--- Provided information ---
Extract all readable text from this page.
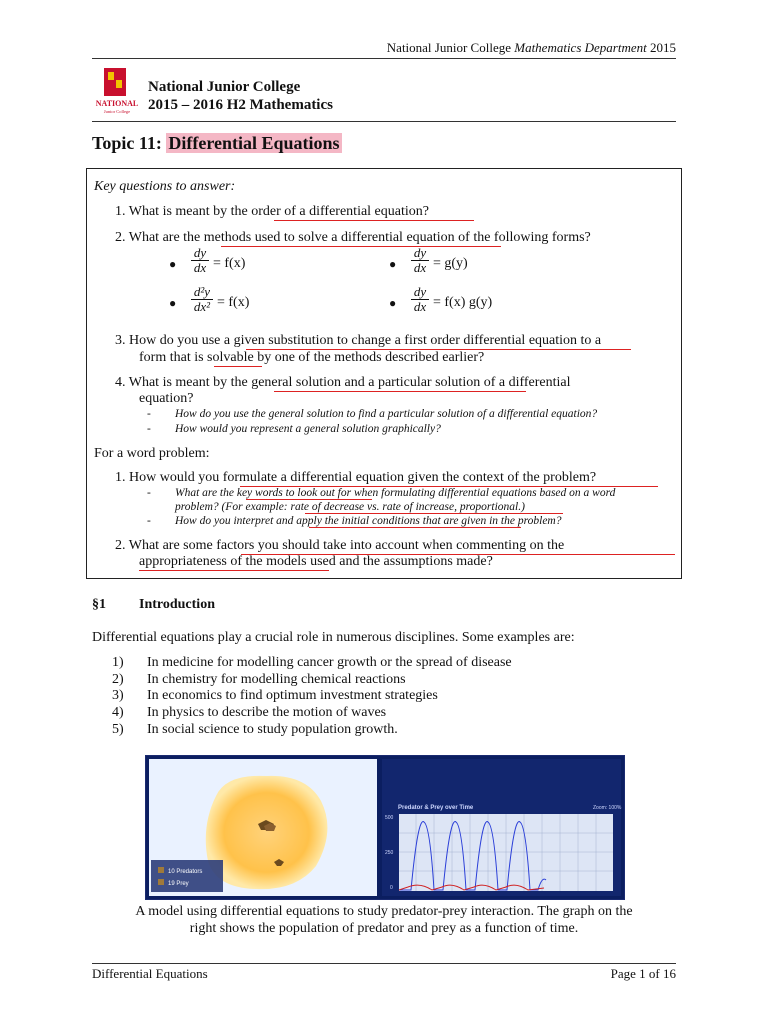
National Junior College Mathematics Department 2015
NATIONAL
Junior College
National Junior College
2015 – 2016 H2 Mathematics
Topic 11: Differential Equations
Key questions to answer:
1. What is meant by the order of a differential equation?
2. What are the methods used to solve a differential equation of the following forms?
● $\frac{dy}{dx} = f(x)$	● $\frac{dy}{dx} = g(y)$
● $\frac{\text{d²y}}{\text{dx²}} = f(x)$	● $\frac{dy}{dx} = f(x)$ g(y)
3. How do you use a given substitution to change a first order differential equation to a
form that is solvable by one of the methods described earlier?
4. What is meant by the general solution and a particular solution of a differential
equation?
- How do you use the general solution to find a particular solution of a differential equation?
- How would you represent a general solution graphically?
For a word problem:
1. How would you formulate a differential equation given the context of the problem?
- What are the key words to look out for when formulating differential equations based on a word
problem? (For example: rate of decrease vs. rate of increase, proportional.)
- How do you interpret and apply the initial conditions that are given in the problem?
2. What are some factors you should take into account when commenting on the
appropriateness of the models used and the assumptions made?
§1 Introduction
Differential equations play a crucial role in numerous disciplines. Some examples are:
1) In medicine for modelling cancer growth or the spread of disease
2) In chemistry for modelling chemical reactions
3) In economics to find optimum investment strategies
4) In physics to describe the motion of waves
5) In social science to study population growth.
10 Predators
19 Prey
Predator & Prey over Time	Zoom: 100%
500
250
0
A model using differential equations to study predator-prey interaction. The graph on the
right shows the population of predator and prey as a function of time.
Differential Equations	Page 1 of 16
---
What is being asked: Copy every record character for character. Skip the pictures.

Reply:
Extract all readable text from this page.
National Junior College Mathematics Department 2015
NATIONAL
Junior College
National Junior College
2015 – 2016 H2 Mathematics
Topic 11: Differential Equations
Key questions to answer:
1. What is meant by the order of a differential equation?
2. What are the methods used to solve a differential equation of the following forms?
● $\frac{dy}{dx} = f(x)$	● $\frac{dy}{dx} = g(y)$
● $\frac{\text{d²y}}{\text{dx²}} = f(x)$	● $\frac{dy}{dx} = f(x)$ g(y)
3. How do you use a given substitution to change a first order differential equation to a
form that is solvable by one of the methods described earlier?
4. What is meant by the general solution and a particular solution of a differential
equation?
- How do you use the general solution to find a particular solution of a differential equation?
- How would you represent a general solution graphically?
For a word problem:
1. How would you formulate a differential equation given the context of the problem?
- What are the key words to look out for when formulating differential equations based on a word
problem? (For example: rate of decrease vs. rate of increase, proportional.)
- How do you interpret and apply the initial conditions that are given in the problem?
2. What are some factors you should take into account when commenting on the
appropriateness of the models used and the assumptions made?
§1 Introduction
Differential equations play a crucial role in numerous disciplines. Some examples are:
1) In medicine for modelling cancer growth or the spread of disease
2) In chemistry for modelling chemical reactions
3) In economics to find optimum investment strategies
4) In physics to describe the motion of waves
5) In social science to study population growth.
10 Predators
19 Prey
Predator & Prey over Time	Zoom: 100%
500
250
0
A model using differential equations to study predator-prey interaction. The graph on the
right shows the population of predator and prey as a function of time.
Differential Equations	Page 1 of 16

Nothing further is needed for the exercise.